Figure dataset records
------------------------
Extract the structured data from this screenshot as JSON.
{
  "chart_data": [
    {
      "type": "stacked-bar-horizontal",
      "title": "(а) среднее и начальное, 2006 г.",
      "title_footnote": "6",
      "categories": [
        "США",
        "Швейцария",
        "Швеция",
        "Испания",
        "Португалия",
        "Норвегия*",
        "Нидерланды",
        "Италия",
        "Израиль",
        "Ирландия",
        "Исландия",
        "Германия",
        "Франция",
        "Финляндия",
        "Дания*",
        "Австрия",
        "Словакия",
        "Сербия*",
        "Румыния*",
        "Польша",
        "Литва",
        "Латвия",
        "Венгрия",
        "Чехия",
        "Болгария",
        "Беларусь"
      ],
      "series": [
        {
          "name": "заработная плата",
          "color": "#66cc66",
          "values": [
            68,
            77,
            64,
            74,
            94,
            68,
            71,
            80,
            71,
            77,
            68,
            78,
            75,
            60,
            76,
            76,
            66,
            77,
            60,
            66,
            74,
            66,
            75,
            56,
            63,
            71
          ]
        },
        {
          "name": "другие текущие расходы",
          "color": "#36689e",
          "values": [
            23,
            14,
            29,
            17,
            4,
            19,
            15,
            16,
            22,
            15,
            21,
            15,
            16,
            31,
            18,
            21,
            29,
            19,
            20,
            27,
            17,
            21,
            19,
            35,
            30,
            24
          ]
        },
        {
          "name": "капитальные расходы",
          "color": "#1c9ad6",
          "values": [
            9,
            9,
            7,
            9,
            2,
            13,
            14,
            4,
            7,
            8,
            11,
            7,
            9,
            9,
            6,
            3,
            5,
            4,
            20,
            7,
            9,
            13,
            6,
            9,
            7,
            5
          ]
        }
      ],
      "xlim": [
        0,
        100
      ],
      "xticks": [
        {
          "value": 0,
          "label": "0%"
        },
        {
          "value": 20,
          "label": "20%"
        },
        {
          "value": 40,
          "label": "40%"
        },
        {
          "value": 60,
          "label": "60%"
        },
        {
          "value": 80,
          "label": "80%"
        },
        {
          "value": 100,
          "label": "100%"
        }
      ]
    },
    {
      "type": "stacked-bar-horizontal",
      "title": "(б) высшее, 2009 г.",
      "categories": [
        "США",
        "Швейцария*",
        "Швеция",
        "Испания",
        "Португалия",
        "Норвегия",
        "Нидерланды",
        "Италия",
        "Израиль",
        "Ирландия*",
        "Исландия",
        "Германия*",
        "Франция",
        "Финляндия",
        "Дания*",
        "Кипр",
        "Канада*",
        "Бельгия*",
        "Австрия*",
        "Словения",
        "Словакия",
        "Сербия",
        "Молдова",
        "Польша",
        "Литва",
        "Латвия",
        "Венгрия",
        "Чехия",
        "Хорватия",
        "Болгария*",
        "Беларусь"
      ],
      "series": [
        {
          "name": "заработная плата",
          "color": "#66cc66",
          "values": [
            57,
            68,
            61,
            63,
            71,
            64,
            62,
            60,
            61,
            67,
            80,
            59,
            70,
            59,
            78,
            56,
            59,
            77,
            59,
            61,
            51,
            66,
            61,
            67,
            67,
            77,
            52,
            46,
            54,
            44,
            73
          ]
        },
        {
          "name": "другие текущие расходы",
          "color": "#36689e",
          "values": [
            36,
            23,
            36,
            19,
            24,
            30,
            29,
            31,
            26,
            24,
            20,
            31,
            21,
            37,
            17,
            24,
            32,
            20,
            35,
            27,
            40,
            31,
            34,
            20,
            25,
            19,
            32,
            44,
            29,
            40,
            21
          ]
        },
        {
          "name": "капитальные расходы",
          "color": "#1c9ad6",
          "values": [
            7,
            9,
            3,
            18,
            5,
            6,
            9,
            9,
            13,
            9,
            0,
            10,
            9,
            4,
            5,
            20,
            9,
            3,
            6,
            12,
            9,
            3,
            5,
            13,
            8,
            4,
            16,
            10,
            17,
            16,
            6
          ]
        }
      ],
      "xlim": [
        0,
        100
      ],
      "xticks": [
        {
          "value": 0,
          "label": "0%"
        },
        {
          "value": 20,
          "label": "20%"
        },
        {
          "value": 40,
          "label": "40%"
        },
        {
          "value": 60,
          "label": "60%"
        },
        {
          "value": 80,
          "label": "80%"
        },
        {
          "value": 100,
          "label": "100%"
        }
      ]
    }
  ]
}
------------------------
Working from the material above, retype it in its entirety without change.

Output for this exercise >>
Extract the structured data from this screenshot as JSON.
{
  "chart_data": [
    {
      "type": "stacked-bar-horizontal",
      "title": "(а) среднее и начальное, 2006 г.",
      "title_footnote": "6",
      "categories": [
        "США",
        "Швейцария",
        "Швеция",
        "Испания",
        "Португалия",
        "Норвегия*",
        "Нидерланды",
        "Италия",
        "Израиль",
        "Ирландия",
        "Исландия",
        "Германия",
        "Франция",
        "Финляндия",
        "Дания*",
        "Австрия",
        "Словакия",
        "Сербия*",
        "Румыния*",
        "Польша",
        "Литва",
        "Латвия",
        "Венгрия",
        "Чехия",
        "Болгария",
        "Беларусь"
      ],
      "series": [
        {
          "name": "заработная плата",
          "color": "#66cc66",
          "values": [
            68,
            77,
            64,
            74,
            94,
            68,
            71,
            80,
            71,
            77,
            68,
            78,
            75,
            60,
            76,
            76,
            66,
            77,
            60,
            66,
            74,
            66,
            75,
            56,
            63,
            71
          ]
        },
        {
          "name": "другие текущие расходы",
          "color": "#36689e",
          "values": [
            23,
            14,
            29,
            17,
            4,
            19,
            15,
            16,
            22,
            15,
            21,
            15,
            16,
            31,
            18,
            21,
            29,
            19,
            20,
            27,
            17,
            21,
            19,
            35,
            30,
            24
          ]
        },
        {
          "name": "капитальные расходы",
          "color": "#1c9ad6",
          "values": [
            9,
            9,
            7,
            9,
            2,
            13,
            14,
            4,
            7,
            8,
            11,
            7,
            9,
            9,
            6,
            3,
            5,
            4,
            20,
            7,
            9,
            13,
            6,
            9,
            7,
            5
          ]
        }
      ],
      "xlim": [
        0,
        100
      ],
      "xticks": [
        {
          "value": 0,
          "label": "0%"
        },
        {
          "value": 20,
          "label": "20%"
        },
        {
          "value": 40,
          "label": "40%"
        },
        {
          "value": 60,
          "label": "60%"
        },
        {
          "value": 80,
          "label": "80%"
        },
        {
          "value": 100,
          "label": "100%"
        }
      ]
    },
    {
      "type": "stacked-bar-horizontal",
      "title": "(б) высшее, 2009 г.",
      "categories": [
        "США",
        "Швейцария*",
        "Швеция",
        "Испания",
        "Португалия",
        "Норвегия",
        "Нидерланды",
        "Италия",
        "Израиль",
        "Ирландия*",
        "Исландия",
        "Германия*",
        "Франция",
        "Финляндия",
        "Дания*",
        "Кипр",
        "Канада*",
        "Бельгия*",
        "Австрия*",
        "Словения",
        "Словакия",
        "Сербия",
        "Молдова",
        "Польша",
        "Литва",
        "Латвия",
        "Венгрия",
        "Чехия",
        "Хорватия",
        "Болгария*",
        "Беларусь"
      ],
      "series": [
        {
          "name": "заработная плата",
          "color": "#66cc66",
          "values": [
            57,
            68,
            61,
            63,
            71,
            64,
            62,
            60,
            61,
            67,
            80,
            59,
            70,
            59,
            78,
            56,
            59,
            77,
            59,
            61,
            51,
            66,
            61,
            67,
            67,
            77,
            52,
            46,
            54,
            44,
            73
          ]
        },
        {
          "name": "другие текущие расходы",
          "color": "#36689e",
          "values": [
            36,
            23,
            36,
            19,
            24,
            30,
            29,
            31,
            26,
            24,
            20,
            31,
            21,
            37,
            17,
            24,
            32,
            20,
            35,
            27,
            40,
            31,
            34,
            20,
            25,
            19,
            32,
            44,
            29,
            40,
            21
          ]
        },
        {
          "name": "капитальные расходы",
          "color": "#1c9ad6",
          "values": [
            7,
            9,
            3,
            18,
            5,
            6,
            9,
            9,
            13,
            9,
            0,
            10,
            9,
            4,
            5,
            20,
            9,
            3,
            6,
            12,
            9,
            3,
            5,
            13,
            8,
            4,
            16,
            10,
            17,
            16,
            6
          ]
        }
      ],
      "xlim": [
        0,
        100
      ],
      "xticks": [
        {
          "value": 0,
          "label": "0%"
        },
        {
          "value": 20,
          "label": "20%"
        },
        {
          "value": 40,
          "label": "40%"
        },
        {
          "value": 60,
          "label": "60%"
        },
        {
          "value": 80,
          "label": "80%"
        },
        {
          "value": 100,
          "label": "100%"
        }
      ]
    }
  ]
}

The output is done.